■ Instruction ■
In your copy, include every line of the listing below exactly but none of the pictures.

[Extracted records]
__________________________________________________
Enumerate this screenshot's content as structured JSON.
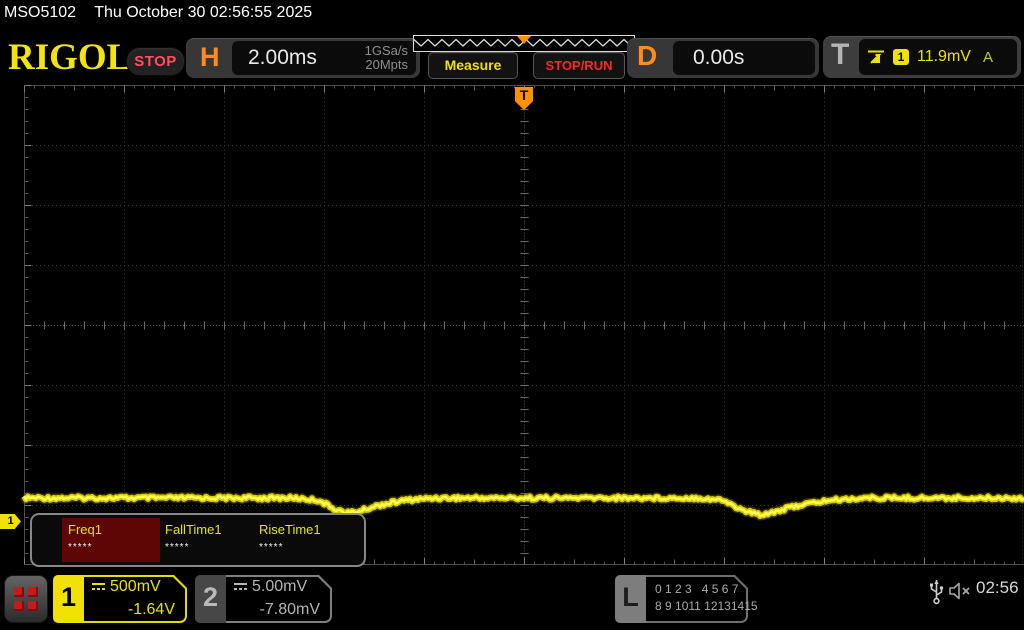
{
  "titlebar": {
    "model": "MSO5102",
    "datetime": "Thu October 30 02:56:55 2025"
  },
  "header": {
    "logo": "RIGOL",
    "run_state": "STOP",
    "horizontal": {
      "label": "H",
      "timebase": "2.00ms",
      "sample_rate": "1GSa/s",
      "mem_depth": "20Mpts"
    },
    "measure_button": "Measure",
    "stoprun_button": "STOP/RUN",
    "delay": {
      "label": "D",
      "value": "0.00s"
    },
    "trigger": {
      "label": "T",
      "source_channel": "1",
      "level": "11.9mV",
      "mode": "A"
    }
  },
  "icons": {
    "trigger_slope": "rising-slope-icon",
    "memory_position": "orange-triangle-marker",
    "layout_button": "four-red-squares",
    "usb": "usb-device-icon",
    "sound": "speaker-muted-icon",
    "coupling_ch1": "dc-coupling-icon",
    "coupling_ch2": "dc-coupling-icon"
  },
  "graticule": {
    "trigger_marker_label": "T",
    "ch1_marker": "1"
  },
  "measurements": {
    "items": [
      {
        "label": "Freq1",
        "value": "*****",
        "selected": true
      },
      {
        "label": "FallTime1",
        "value": "*****",
        "selected": false
      },
      {
        "label": "RiseTime1",
        "value": "*****",
        "selected": false
      }
    ]
  },
  "channels": {
    "ch1": {
      "number": "1",
      "scale": "500mV",
      "offset": "-1.64V",
      "color": "#f0e003"
    },
    "ch2": {
      "number": "2",
      "scale": "5.00mV",
      "offset": "-7.80mV",
      "color": "#b5b5b5"
    }
  },
  "digital": {
    "label": "L",
    "row1": "0 1 2 3   4 5 6 7",
    "row2": "8 9 1011 12131415"
  },
  "status": {
    "clock": "02:56"
  },
  "chart_data": {
    "type": "line",
    "title": "CH1 oscilloscope trace",
    "x_units": "ms",
    "y_units": "V",
    "timebase_per_div": "2.00ms",
    "volts_per_div": "500mV",
    "ch1_offset": "-1.64V",
    "x_range": [
      -10,
      10
    ],
    "divisions": {
      "horizontal": 10,
      "vertical": 8
    },
    "baseline_above_ground_v": 0.2,
    "noise_vpp_v": 0.06,
    "points_t_ms_v": [
      [
        -10,
        0.2
      ],
      [
        -4.6,
        0.2
      ],
      [
        -4.1,
        0.18
      ],
      [
        -3.8,
        0.11
      ],
      [
        -3.55,
        0.075
      ],
      [
        -3.3,
        0.09
      ],
      [
        -2.9,
        0.14
      ],
      [
        -2.4,
        0.18
      ],
      [
        -1.8,
        0.2
      ],
      [
        0,
        0.2
      ],
      [
        3.5,
        0.2
      ],
      [
        4.0,
        0.18
      ],
      [
        4.35,
        0.1
      ],
      [
        4.72,
        0.06
      ],
      [
        5.05,
        0.09
      ],
      [
        5.5,
        0.14
      ],
      [
        6.1,
        0.18
      ],
      [
        6.8,
        0.2
      ],
      [
        10,
        0.2
      ]
    ]
  }
}
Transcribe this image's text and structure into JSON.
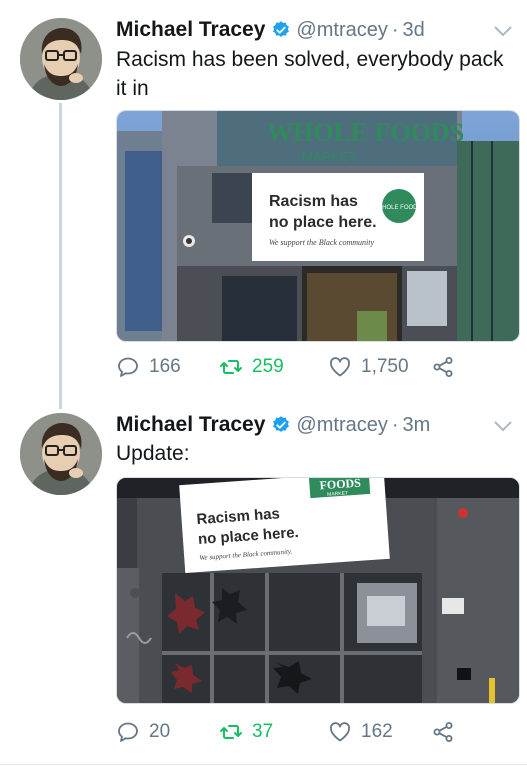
{
  "tweets": [
    {
      "name": "Michael Tracey",
      "handle": "@mtracey",
      "separator": "·",
      "time": "3d",
      "text": "Racism has been solved, everybody pack it in",
      "media": {
        "storefront_sign": "WHOLE FOODS",
        "storefront_sign_sub": "MARKET",
        "banner_headline": "Racism has no place here.",
        "banner_tagline": "We support the Black community",
        "banner_logo": "WHOLE FOODS"
      },
      "actions": {
        "replies": "166",
        "retweets": "259",
        "likes": "1,750"
      }
    },
    {
      "name": "Michael Tracey",
      "handle": "@mtracey",
      "separator": "·",
      "time": "3m",
      "text": "Update:",
      "media": {
        "storefront_sign": "FOODS",
        "storefront_sign_sub": "MARKET",
        "banner_headline": "Racism has no place here.",
        "banner_tagline": "We support the Black community."
      },
      "actions": {
        "replies": "20",
        "retweets": "37",
        "likes": "162"
      }
    }
  ],
  "colors": {
    "name_text": "#14171a",
    "meta_text": "#657786",
    "verified_blue": "#1da1f2",
    "retweet_green": "#17bf63",
    "thread_line": "#ccd6dd"
  },
  "icons": [
    "verified-badge-icon",
    "chevron-down-icon",
    "reply-icon",
    "retweet-icon",
    "like-icon",
    "share-icon"
  ]
}
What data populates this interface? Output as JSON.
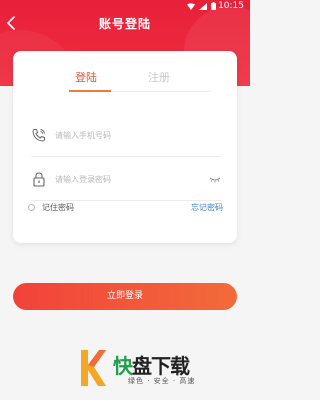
__________________________________________________
■ Expected answer ■
Enumerate this screenshot's content as structured JSON.
{
  "titlebar": {
    "model": "MSO5102",
    "datetime": "Thu October 30 02:56:55 2025"
  },
  "header": {
    "logo": "RIGOL",
    "run_state": "STOP",
    "horizontal": {
      "label": "H",
      "timebase": "2.00ms",
      "sample_rate": "1GSa/s",
      "mem_depth": "20Mpts"
    },
    "measure_button": "Measure",
    "stoprun_button": "STOP/RUN",
    "delay": {
      "label": "D",
      "value": "0.00s"
    },
    "trigger": {
      "label": "T",
      "source_channel": "1",
      "level": "11.9mV",
      "mode": "A"
    }
  },
  "icons": {
    "trigger_slope": "rising-slope-icon",
    "memory_position": "orange-triangle-marker",
    "layout_button": "four-red-squares",
    "usb": "usb-device-icon",
    "sound": "speaker-muted-icon",
    "coupling_ch1": "dc-coupling-icon",
    "coupling_ch2": "dc-coupling-icon"
  },
  "graticule": {
    "trigger_marker_label": "T",
    "ch1_marker": "1"
  },
  "measurements": {
    "items": [
      {
        "label": "Freq1",
        "value": "*****",
        "selected": true
      },
      {
        "label": "FallTime1",
        "value": "*****",
        "selected": false
      },
      {
        "label": "RiseTime1",
        "value": "*****",
        "selected": false
      }
    ]
  },
  "channels": {
    "ch1": {
      "number": "1",
      "scale": "500mV",
      "offset": "-1.64V",
      "color": "#f0e003"
    },
    "ch2": {
      "number": "2",
      "scale": "5.00mV",
      "offset": "-7.80mV",
      "color": "#b5b5b5"
    }
  },
  "digital": {
    "label": "L",
    "row1": "0 1 2 3   4 5 6 7",
    "row2": "8 9 1011 12131415"
  },
  "status": {
    "clock": "02:56"
  },
  "chart_data": {
    "type": "line",
    "title": "CH1 oscilloscope trace",
    "x_units": "ms",
    "y_units": "V",
    "timebase_per_div": "2.00ms",
    "volts_per_div": "500mV",
    "ch1_offset": "-1.64V",
    "x_range": [
      -10,
      10
    ],
    "divisions": {
      "horizontal": 10,
      "vertical": 8
    },
    "baseline_above_ground_v": 0.2,
    "noise_vpp_v": 0.06,
    "points_t_ms_v": [
      [
        -10,
        0.2
      ],
      [
        -4.6,
        0.2
      ],
      [
        -4.1,
        0.18
      ],
      [
        -3.8,
        0.11
      ],
      [
        -3.55,
        0.075
      ],
      [
        -3.3,
        0.09
      ],
      [
        -2.9,
        0.14
      ],
      [
        -2.4,
        0.18
      ],
      [
        -1.8,
        0.2
      ],
      [
        0,
        0.2
      ],
      [
        3.5,
        0.2
      ],
      [
        4.0,
        0.18
      ],
      [
        4.35,
        0.1
      ],
      [
        4.72,
        0.06
      ],
      [
        5.05,
        0.09
      ],
      [
        5.5,
        0.14
      ],
      [
        6.1,
        0.18
      ],
      [
        6.8,
        0.2
      ],
      [
        10,
        0.2
      ]
    ]
  }
}
Transcribe this image's text and structure into JSON.
{
  "tweets": [
    {
      "name": "Michael Tracey",
      "handle": "@mtracey",
      "separator": "·",
      "time": "3d",
      "text": "Racism has been solved, everybody pack it in",
      "media": {
        "storefront_sign": "WHOLE FOODS",
        "storefront_sign_sub": "MARKET",
        "banner_headline": "Racism has no place here.",
        "banner_tagline": "We support the Black community",
        "banner_logo": "WHOLE FOODS"
      },
      "actions": {
        "replies": "166",
        "retweets": "259",
        "likes": "1,750"
      }
    },
    {
      "name": "Michael Tracey",
      "handle": "@mtracey",
      "separator": "·",
      "time": "3m",
      "text": "Update:",
      "media": {
        "storefront_sign": "FOODS",
        "storefront_sign_sub": "MARKET",
        "banner_headline": "Racism has no place here.",
        "banner_tagline": "We support the Black community."
      },
      "actions": {
        "replies": "20",
        "retweets": "37",
        "likes": "162"
      }
    }
  ],
  "colors": {
    "name_text": "#14171a",
    "meta_text": "#657786",
    "verified_blue": "#1da1f2",
    "retweet_green": "#17bf63",
    "thread_line": "#ccd6dd"
  },
  "icons": [
    "verified-badge-icon",
    "chevron-down-icon",
    "reply-icon",
    "retweet-icon",
    "like-icon",
    "share-icon"
  ]
}
What data populates this interface? Output as JSON.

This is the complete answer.